__REQUIREMENT__
Find and copy every line in the records that includes the string "формуле".

__RECORDS FOR THE TASK__

★ ★ ★ ★

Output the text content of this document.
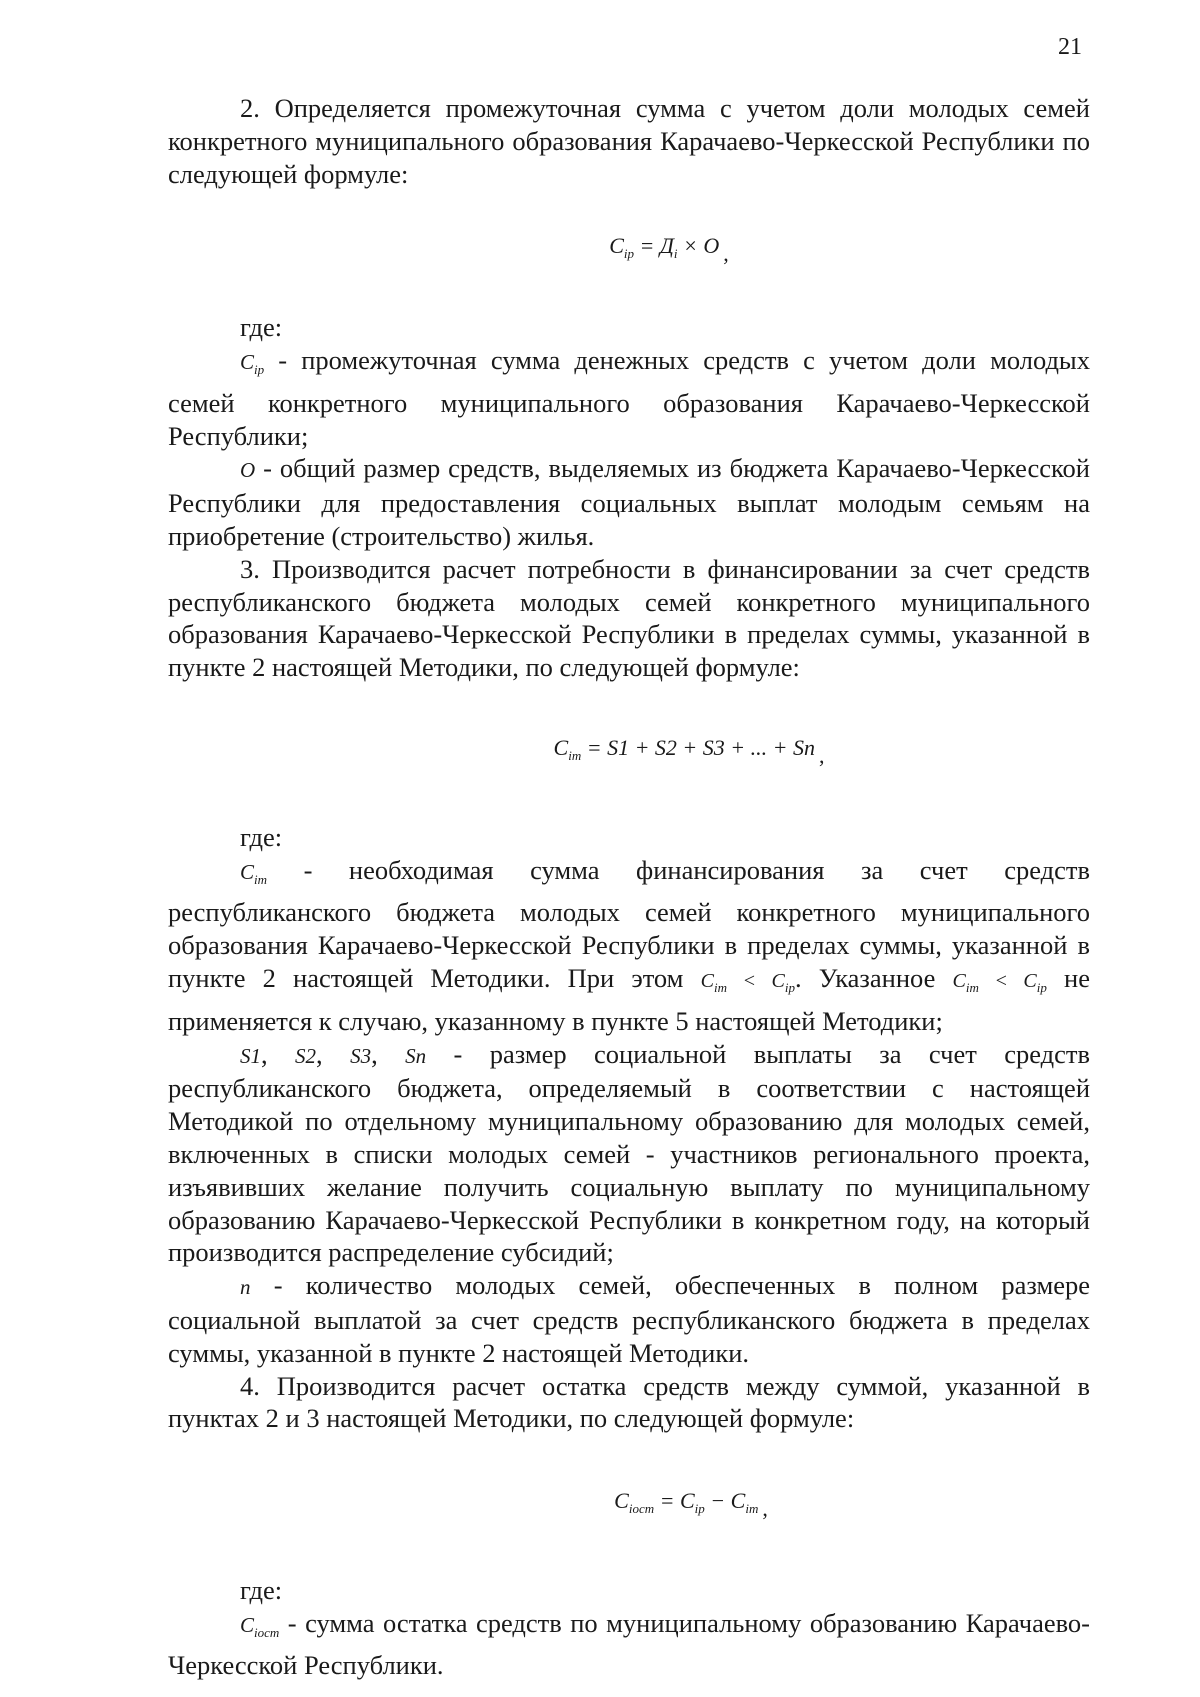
21

2. Определяется промежуточная сумма с учетом доли молодых семей конкретного муниципального образования Карачаево-Черкесской Республики по следующей формуле:

$C_{ip} = Д_i \times O$ ,

где:

$C_{ip}$ - промежуточная сумма денежных средств с учетом доли молодых семей конкретного муниципального образования Карачаево-Черкесской Республики;

O - общий размер средств, выделяемых из бюджета Карачаево-Черкесской Республики для предоставления социальных выплат молодым семьям на приобретение (строительство) жилья.

3. Производится расчет потребности в финансировании за счет средств республиканского бюджета молодых семей конкретного муниципального образования Карачаево-Черкесской Республики в пределах суммы, указанной в пункте 2 настоящей Методики, по следующей формуле:

$C_{im} = S1 + S2 + S3$ + ... + Sn ,

где:

$C_{im}$ - необходимая сумма финансирования за счет средств республиканского бюджета молодых семей конкретного муниципального образования Карачаево-Черкесской Республики в пределах суммы, указанной в пункте 2 настоящей Методики. При этом $C_{im} < C_{ip}$. Указанное $C_{im} < C_{ip}$ не применяется к случаю, указанному в пункте 5 настоящей Методики;

S1, S2, S3, Sn - размер социальной выплаты за счет средств республиканского бюджета, определяемый в соответствии с настоящей Методикой по отдельному муниципальному образованию для молодых семей, включенных в списки молодых семей - участников регионального проекта, изъявивших желание получить социальную выплату по муниципальному образованию Карачаево-Черкесской Республики в конкретном году, на который производится распределение субсидий;

n - количество молодых семей, обеспеченных в полном размере социальной выплатой за счет средств республиканского бюджета в пределах суммы, указанной в пункте 2 настоящей Методики.

4. Производится расчет остатка средств между суммой, указанной в пунктах 2 и 3 настоящей Методики, по следующей формуле:

$C_{iocm} = C_{ip} - C_{im}$ ,

где:

$C_{iocm}$ - сумма остатка средств по муниципальному образованию Карачаево-Черкесской Республики.
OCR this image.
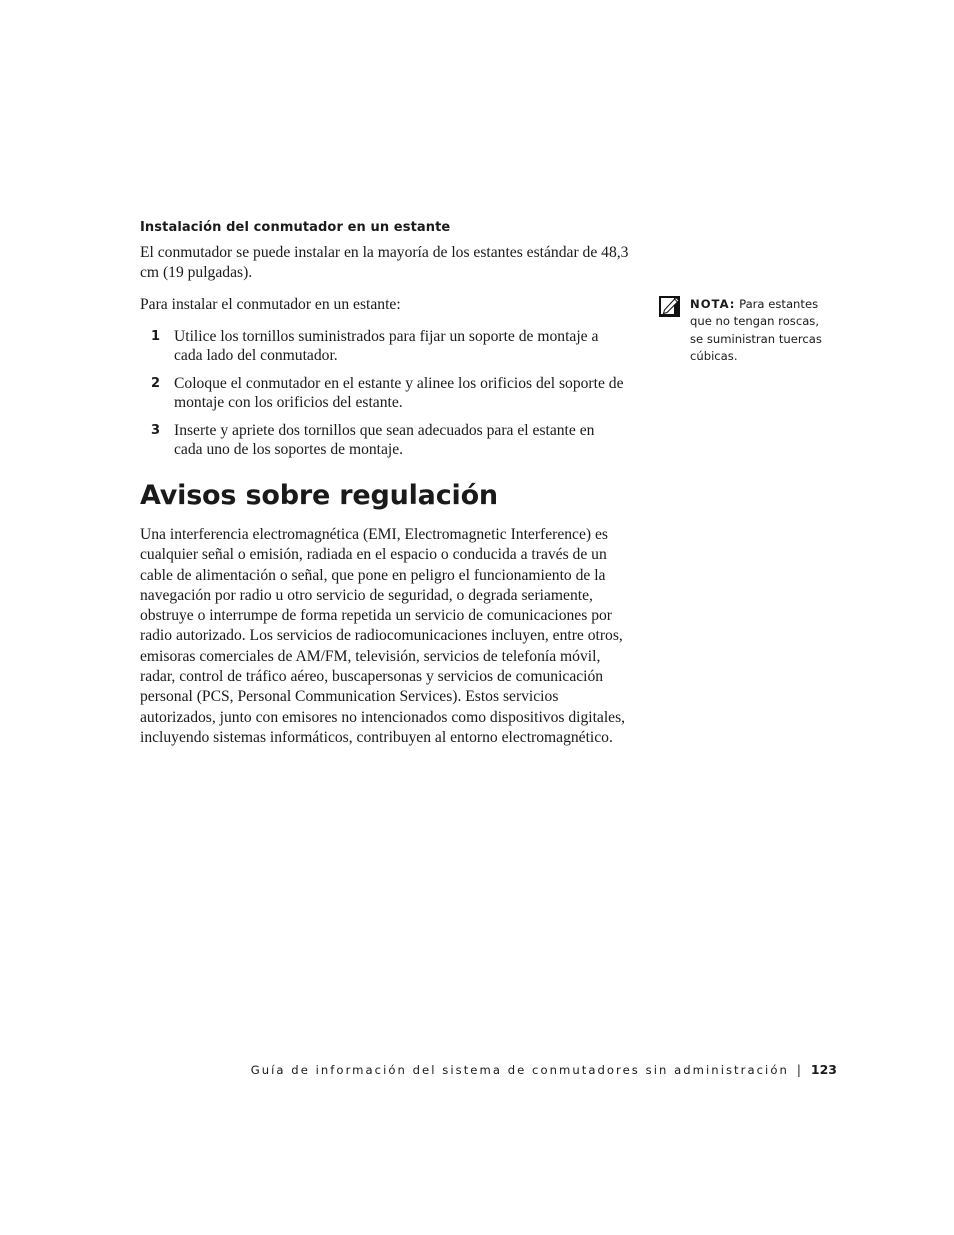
Instalación del conmutador en un estante
El conmutador se puede instalar en la mayoría de los estantes estándar de 48,3 cm (19 pulgadas).
Para instalar el conmutador en un estante:
1 Utilice los tornillos suministrados para fijar un soporte de montaje a cada lado del conmutador.
2 Coloque el conmutador en el estante y alinee los orificios del soporte de montaje con los orificios del estante.
3 Inserte y apriete dos tornillos que sean adecuados para el estante en cada uno de los soportes de montaje.
NOTA: Para estantes que no tengan roscas, se suministran tuercas cúbicas.
Avisos sobre regulación
Una interferencia electromagnética (EMI, Electromagnetic Interference) es cualquier señal o emisión, radiada en el espacio o conducida a través de un cable de alimentación o señal, que pone en peligro el funcionamiento de la navegación por radio u otro servicio de seguridad, o degrada seriamente, obstruye o interrumpe de forma repetida un servicio de comunicaciones por radio autorizado. Los servicios de radiocomunicaciones incluyen, entre otros, emisoras comerciales de AM/FM, televisión, servicios de telefonía móvil, radar, control de tráfico aéreo, buscapersonas y servicios de comunicación personal (PCS, Personal Communication Services). Estos servicios autorizados, junto con emisores no intencionados como dispositivos digitales, incluyendo sistemas informáticos, contribuyen al entorno electromagnético.
Guía de información del sistema de conmutadores sin administración | 123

★ ★ ★ ★

__SOLUTION FOR THIS TASK__
2. Определяется промежуточная сумма с учетом доли молодых семей конкретного муниципального образования Карачаево-Черкесской Республики по следующей формуле:
3. Производится расчет потребности в финансировании за счет средств республиканского бюджета молодых семей конкретного муниципального образования Карачаево-Черкесской Республики в пределах суммы, указанной в пункте 2 настоящей Методики, по следующей формуле:
4. Производится расчет остатка средств между суммой, указанной в пунктах 2 и 3 настоящей Методики, по следующей формуле:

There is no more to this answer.